* **AIM**
Out of the lines in this data, how many include "products"? Give the number and nothing else.

* **SUPPLIED MATERIAL**
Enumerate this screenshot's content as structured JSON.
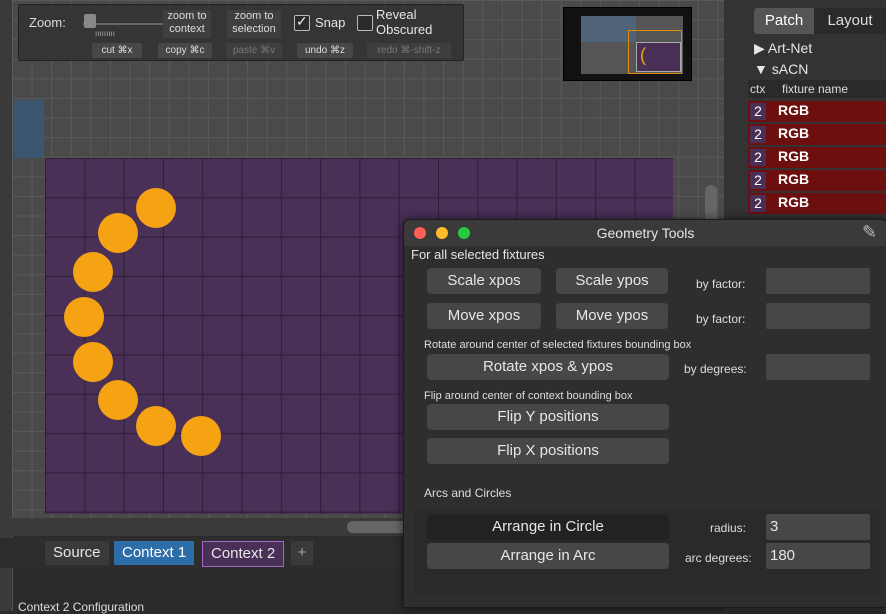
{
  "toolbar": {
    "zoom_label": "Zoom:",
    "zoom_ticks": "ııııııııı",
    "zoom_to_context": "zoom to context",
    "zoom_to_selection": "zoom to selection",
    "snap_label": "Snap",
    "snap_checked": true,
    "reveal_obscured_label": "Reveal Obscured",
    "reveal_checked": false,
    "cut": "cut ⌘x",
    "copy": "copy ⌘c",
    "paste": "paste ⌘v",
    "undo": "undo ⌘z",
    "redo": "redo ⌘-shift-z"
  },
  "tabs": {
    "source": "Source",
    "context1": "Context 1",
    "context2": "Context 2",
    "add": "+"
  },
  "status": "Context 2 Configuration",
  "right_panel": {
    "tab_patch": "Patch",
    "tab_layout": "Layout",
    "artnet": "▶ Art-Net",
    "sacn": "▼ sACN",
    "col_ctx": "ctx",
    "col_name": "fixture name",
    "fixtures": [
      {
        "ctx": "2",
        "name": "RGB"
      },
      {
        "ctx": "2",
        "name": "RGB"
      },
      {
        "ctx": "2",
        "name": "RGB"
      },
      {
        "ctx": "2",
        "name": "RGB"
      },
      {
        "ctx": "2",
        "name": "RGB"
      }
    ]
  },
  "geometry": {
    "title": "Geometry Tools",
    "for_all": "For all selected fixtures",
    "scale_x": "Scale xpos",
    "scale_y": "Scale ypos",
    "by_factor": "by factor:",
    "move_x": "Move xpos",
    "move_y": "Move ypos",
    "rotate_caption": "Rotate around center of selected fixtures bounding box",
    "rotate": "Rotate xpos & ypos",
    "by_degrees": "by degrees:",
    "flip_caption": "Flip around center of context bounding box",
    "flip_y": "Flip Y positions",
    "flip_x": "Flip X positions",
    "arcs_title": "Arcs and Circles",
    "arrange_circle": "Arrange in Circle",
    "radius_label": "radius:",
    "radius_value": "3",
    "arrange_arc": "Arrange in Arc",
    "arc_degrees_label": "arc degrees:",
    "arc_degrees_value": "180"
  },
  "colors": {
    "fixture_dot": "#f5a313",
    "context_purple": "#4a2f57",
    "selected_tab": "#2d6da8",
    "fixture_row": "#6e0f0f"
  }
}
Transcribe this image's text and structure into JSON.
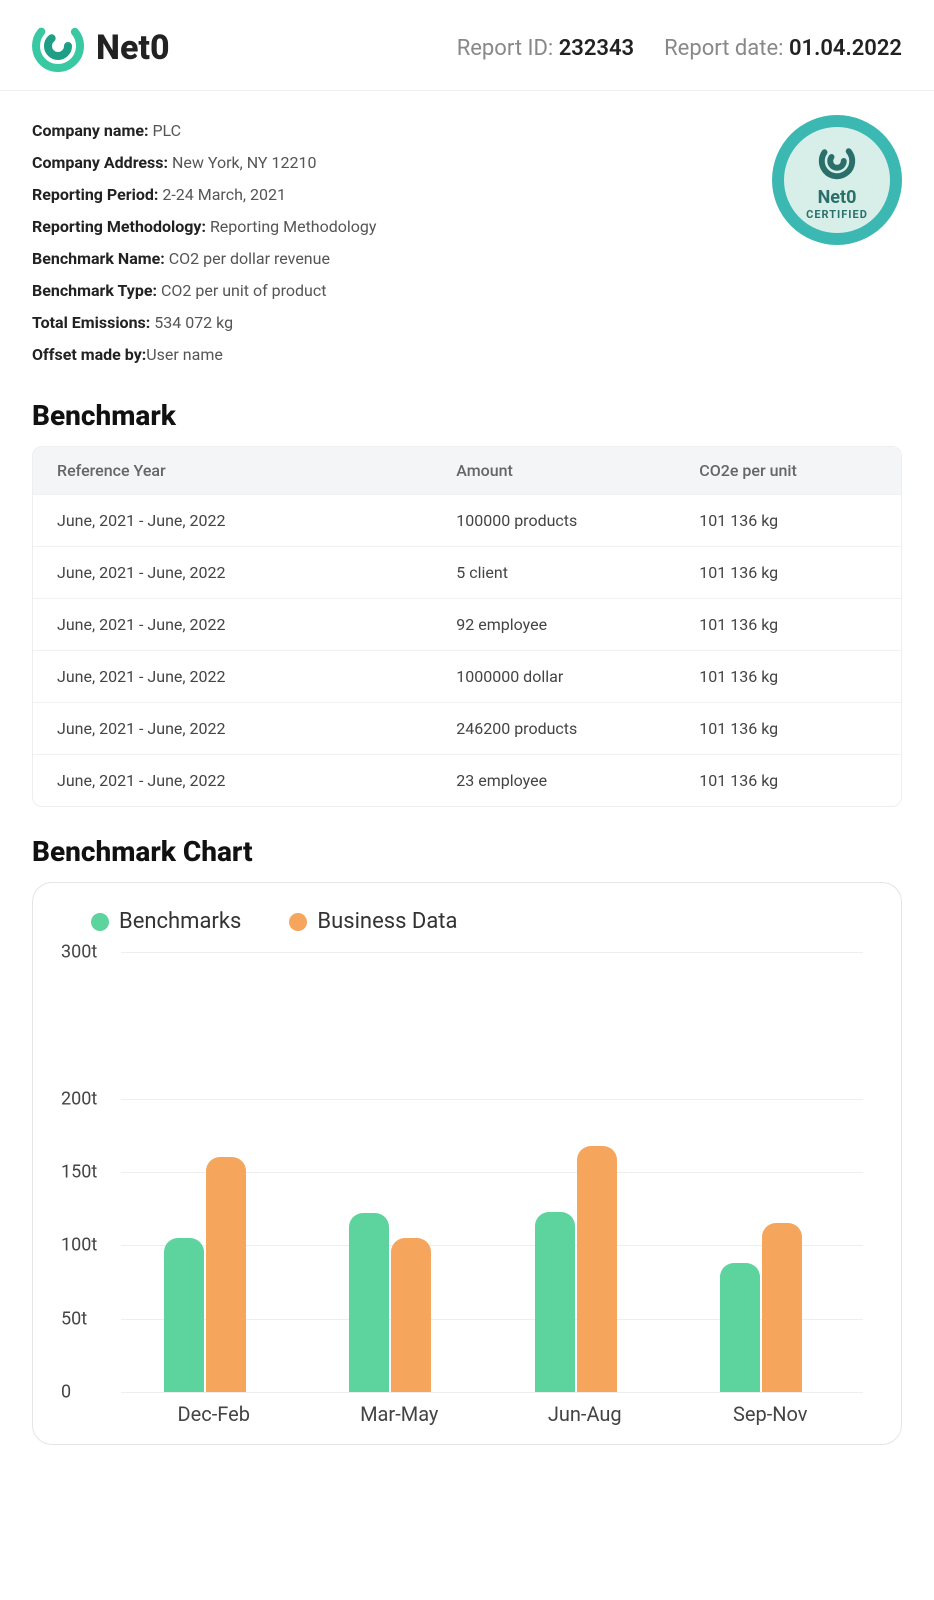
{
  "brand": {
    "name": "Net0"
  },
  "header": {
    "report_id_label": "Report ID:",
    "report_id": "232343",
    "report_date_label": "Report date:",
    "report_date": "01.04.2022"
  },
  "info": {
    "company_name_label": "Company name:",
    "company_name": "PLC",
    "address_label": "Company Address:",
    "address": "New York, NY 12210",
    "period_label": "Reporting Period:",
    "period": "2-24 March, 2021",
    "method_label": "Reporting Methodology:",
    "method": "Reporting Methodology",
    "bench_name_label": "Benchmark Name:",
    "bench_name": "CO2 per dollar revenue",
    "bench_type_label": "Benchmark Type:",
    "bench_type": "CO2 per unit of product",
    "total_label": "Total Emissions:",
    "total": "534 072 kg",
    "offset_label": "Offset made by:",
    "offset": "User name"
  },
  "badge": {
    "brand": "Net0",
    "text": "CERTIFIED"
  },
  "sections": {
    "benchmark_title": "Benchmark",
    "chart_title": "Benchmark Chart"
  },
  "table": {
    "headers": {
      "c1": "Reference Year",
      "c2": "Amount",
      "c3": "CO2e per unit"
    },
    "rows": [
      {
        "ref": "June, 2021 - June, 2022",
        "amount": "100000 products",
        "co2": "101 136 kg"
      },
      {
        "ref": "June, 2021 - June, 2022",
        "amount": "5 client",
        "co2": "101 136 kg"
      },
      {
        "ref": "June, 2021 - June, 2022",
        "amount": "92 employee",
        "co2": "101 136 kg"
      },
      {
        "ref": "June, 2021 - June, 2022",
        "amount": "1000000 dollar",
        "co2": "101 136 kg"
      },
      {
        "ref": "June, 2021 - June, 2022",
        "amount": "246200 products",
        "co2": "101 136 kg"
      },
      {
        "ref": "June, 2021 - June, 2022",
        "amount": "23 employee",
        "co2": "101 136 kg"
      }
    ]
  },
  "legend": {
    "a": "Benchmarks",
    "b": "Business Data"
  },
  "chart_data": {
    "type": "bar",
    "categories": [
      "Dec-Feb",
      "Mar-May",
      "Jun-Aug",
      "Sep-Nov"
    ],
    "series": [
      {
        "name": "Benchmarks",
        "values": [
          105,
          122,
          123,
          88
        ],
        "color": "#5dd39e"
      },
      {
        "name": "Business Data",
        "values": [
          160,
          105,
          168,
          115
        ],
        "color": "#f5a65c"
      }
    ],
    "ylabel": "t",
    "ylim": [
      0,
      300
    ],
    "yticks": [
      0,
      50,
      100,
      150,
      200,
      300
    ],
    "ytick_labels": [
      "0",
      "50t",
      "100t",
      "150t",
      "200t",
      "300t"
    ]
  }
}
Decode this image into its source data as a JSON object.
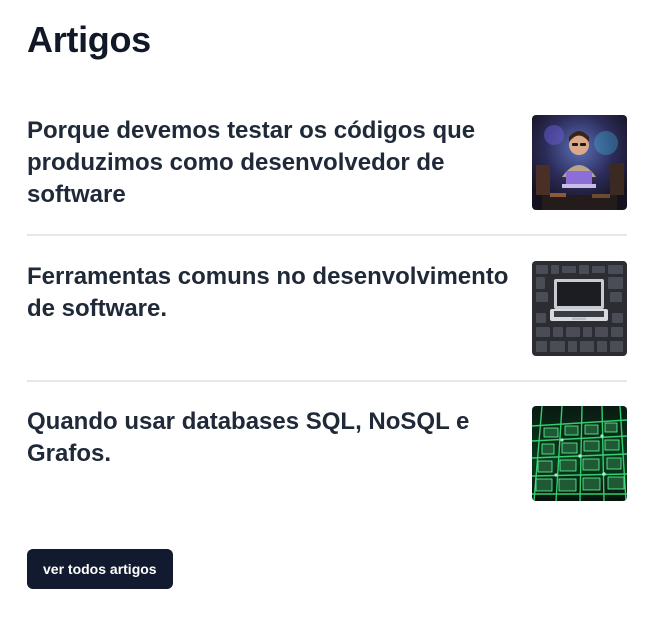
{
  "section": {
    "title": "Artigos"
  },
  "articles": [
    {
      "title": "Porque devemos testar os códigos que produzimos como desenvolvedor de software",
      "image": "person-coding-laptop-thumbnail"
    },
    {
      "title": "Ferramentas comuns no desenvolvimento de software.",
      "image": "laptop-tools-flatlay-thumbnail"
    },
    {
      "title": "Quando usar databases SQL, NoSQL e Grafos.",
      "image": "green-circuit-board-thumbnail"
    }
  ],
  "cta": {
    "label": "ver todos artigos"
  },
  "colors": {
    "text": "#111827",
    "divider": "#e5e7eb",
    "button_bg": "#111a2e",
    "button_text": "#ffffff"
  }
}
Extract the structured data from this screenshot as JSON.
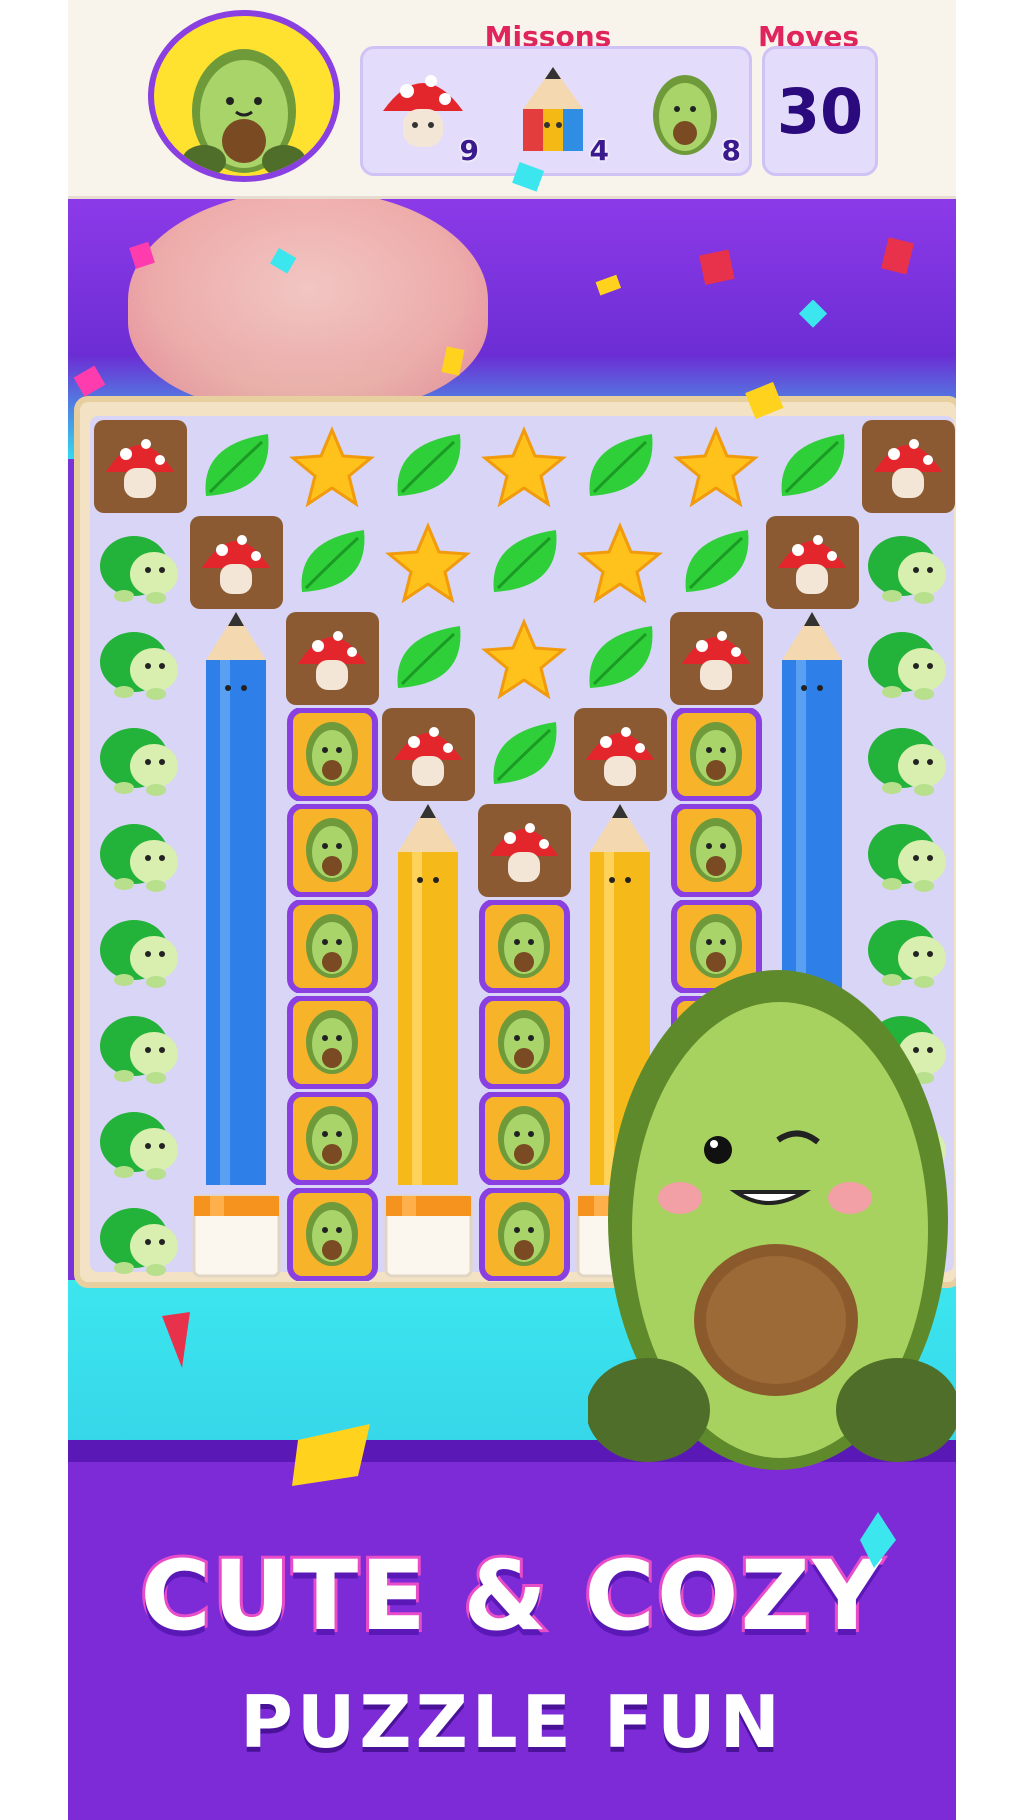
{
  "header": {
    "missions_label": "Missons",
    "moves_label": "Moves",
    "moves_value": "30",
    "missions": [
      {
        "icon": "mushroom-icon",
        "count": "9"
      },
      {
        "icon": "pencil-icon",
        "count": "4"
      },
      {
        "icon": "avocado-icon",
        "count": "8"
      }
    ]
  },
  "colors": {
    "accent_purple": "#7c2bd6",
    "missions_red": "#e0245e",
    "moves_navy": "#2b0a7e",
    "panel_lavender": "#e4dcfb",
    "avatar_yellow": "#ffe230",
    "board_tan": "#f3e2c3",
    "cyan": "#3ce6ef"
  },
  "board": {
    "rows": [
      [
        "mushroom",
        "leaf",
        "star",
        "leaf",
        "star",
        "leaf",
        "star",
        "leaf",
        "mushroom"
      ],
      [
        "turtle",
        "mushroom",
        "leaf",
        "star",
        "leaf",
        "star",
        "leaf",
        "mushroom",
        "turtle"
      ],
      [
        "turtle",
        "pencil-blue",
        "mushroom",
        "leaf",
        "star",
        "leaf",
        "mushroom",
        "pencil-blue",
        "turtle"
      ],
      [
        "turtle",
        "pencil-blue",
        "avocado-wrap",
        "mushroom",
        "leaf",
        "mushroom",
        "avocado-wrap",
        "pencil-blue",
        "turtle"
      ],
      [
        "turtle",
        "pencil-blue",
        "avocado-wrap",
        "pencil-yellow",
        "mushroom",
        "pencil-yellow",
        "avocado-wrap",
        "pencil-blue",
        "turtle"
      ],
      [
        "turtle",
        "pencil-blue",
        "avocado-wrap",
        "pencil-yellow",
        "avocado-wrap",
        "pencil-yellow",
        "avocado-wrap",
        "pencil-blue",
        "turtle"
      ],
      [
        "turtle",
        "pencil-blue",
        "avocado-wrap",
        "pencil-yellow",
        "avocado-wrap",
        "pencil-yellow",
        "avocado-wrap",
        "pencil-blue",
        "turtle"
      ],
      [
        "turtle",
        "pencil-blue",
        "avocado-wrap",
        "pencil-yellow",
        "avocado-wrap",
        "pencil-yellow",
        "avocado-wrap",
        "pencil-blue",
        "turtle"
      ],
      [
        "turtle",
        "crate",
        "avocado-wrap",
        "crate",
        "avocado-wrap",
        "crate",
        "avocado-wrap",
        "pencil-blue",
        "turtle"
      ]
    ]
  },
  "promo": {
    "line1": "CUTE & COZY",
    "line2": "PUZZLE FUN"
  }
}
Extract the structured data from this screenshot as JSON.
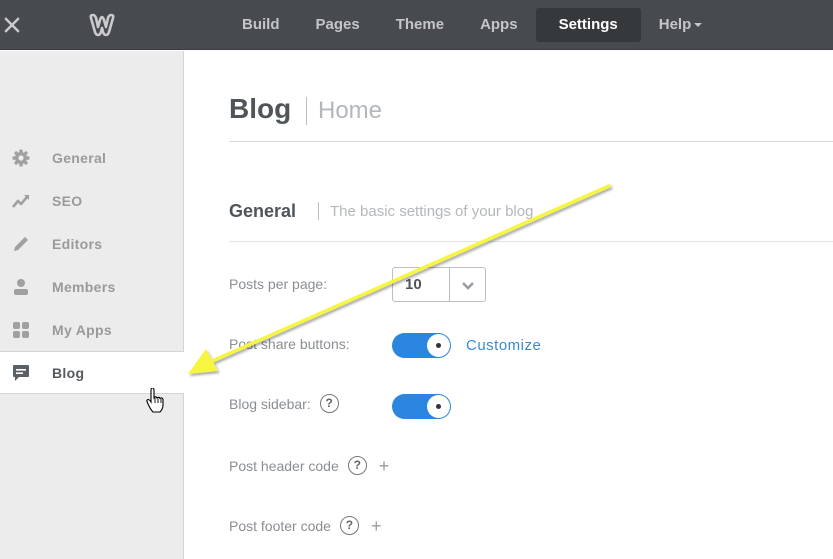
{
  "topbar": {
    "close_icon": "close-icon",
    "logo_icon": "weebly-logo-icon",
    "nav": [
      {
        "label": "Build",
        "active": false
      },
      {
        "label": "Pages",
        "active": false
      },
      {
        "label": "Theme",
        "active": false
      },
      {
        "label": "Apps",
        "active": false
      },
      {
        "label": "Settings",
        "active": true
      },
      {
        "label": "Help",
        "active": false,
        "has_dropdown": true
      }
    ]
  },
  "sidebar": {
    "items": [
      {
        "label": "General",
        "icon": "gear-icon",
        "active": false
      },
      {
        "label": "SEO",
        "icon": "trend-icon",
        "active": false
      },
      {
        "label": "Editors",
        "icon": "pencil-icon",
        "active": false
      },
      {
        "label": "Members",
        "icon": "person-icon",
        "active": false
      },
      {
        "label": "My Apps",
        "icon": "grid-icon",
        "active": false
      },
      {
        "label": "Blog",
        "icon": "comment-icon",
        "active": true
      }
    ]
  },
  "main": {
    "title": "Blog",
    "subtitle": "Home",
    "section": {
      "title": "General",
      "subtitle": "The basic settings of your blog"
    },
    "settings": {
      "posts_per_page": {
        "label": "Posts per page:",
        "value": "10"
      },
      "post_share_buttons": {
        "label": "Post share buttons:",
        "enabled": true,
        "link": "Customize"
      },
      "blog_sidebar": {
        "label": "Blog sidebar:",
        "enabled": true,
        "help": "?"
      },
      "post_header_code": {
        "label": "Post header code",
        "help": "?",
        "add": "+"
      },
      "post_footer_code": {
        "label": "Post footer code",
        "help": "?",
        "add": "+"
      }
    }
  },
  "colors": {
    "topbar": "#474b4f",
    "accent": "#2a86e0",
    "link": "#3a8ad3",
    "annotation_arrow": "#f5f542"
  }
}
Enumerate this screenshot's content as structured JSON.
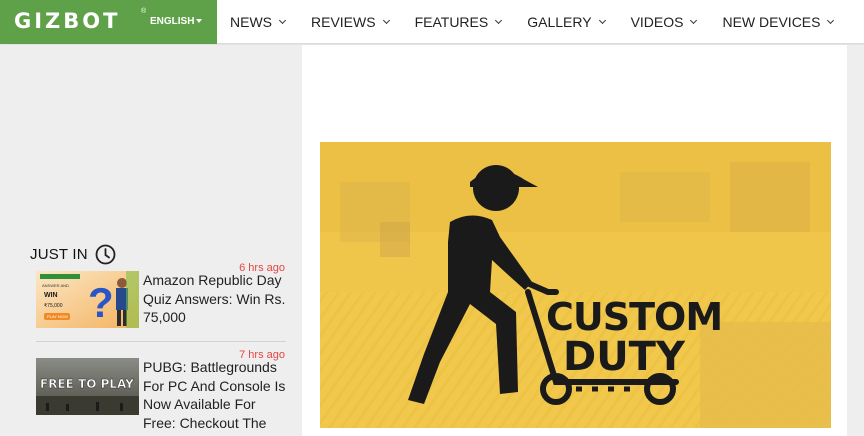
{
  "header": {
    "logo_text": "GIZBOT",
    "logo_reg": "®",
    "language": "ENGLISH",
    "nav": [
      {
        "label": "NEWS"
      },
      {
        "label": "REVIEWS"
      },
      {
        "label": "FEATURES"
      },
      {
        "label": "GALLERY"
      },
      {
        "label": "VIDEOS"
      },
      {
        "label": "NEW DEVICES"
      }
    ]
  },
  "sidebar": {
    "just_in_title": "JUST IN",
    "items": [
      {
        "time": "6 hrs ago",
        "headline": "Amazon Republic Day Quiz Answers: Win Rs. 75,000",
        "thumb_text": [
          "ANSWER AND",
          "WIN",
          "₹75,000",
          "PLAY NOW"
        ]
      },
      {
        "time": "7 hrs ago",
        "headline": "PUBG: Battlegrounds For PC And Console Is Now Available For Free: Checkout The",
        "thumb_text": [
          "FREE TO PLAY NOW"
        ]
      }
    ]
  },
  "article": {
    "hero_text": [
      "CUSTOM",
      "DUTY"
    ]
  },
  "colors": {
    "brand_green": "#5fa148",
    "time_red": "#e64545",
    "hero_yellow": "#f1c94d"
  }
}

* **SOLVED EXERCISE**
2